What to work on
Which lines hold the word "Transfer"? Copy each of them.

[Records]
▼

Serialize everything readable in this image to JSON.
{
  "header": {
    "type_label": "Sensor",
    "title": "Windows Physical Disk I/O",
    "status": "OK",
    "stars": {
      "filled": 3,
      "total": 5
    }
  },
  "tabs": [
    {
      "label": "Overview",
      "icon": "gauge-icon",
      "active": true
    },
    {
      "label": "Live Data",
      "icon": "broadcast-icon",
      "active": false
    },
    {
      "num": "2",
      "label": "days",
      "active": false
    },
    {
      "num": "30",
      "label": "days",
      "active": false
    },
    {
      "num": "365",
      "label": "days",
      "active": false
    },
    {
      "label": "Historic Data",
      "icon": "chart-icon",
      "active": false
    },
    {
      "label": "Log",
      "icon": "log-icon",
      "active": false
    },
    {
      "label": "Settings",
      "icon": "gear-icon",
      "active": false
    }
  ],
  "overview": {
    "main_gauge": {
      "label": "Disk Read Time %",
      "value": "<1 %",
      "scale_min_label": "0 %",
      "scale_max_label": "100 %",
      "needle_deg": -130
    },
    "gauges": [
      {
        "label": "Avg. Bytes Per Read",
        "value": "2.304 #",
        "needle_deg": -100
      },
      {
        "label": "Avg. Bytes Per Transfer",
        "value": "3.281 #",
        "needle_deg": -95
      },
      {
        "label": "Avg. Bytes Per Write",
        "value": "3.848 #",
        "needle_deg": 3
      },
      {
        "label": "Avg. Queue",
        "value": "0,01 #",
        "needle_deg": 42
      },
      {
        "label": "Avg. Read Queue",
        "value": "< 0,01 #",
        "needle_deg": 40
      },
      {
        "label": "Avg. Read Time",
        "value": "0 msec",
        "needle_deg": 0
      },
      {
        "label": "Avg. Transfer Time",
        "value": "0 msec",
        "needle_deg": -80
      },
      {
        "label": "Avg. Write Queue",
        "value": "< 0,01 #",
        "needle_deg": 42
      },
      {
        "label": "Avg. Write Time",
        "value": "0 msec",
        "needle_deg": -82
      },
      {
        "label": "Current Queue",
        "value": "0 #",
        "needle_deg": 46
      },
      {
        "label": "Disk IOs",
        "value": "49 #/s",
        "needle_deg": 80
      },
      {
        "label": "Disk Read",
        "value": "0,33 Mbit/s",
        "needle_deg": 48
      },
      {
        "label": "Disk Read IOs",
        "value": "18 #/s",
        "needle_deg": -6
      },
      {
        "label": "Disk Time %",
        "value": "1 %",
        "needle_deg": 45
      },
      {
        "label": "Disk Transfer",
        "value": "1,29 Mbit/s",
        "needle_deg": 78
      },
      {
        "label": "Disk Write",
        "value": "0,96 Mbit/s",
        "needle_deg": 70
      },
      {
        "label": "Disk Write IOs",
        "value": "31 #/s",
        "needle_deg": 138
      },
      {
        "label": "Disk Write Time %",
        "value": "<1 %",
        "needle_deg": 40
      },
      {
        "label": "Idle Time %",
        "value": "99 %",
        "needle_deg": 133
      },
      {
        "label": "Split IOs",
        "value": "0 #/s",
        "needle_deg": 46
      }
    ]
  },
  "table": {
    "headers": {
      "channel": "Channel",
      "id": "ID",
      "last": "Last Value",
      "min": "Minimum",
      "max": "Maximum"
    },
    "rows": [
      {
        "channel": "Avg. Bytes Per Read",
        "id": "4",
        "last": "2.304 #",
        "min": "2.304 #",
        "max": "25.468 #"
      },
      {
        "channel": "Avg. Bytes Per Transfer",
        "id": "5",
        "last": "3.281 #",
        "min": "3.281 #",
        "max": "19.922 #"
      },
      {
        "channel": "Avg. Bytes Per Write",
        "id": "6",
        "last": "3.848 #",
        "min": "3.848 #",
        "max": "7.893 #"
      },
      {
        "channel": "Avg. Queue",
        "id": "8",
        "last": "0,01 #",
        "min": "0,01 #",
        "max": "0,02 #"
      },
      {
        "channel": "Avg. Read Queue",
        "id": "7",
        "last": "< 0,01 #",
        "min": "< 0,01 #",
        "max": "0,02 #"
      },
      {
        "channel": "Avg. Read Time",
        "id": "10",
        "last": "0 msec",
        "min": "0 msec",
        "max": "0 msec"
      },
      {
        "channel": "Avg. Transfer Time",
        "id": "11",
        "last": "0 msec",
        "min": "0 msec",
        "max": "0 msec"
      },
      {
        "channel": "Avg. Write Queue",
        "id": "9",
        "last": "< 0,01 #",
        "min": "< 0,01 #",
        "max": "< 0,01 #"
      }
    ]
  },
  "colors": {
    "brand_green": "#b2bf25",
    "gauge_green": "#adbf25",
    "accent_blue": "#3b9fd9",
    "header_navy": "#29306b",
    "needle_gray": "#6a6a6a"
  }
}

▲

Exercise output
        "label": "Avg. Bytes Per Transfer",
        "label": "Avg. Transfer Time",
        "label": "Disk Transfer",
        "channel": "Avg. Bytes Per Transfer",
        "channel": "Avg. Transfer Time",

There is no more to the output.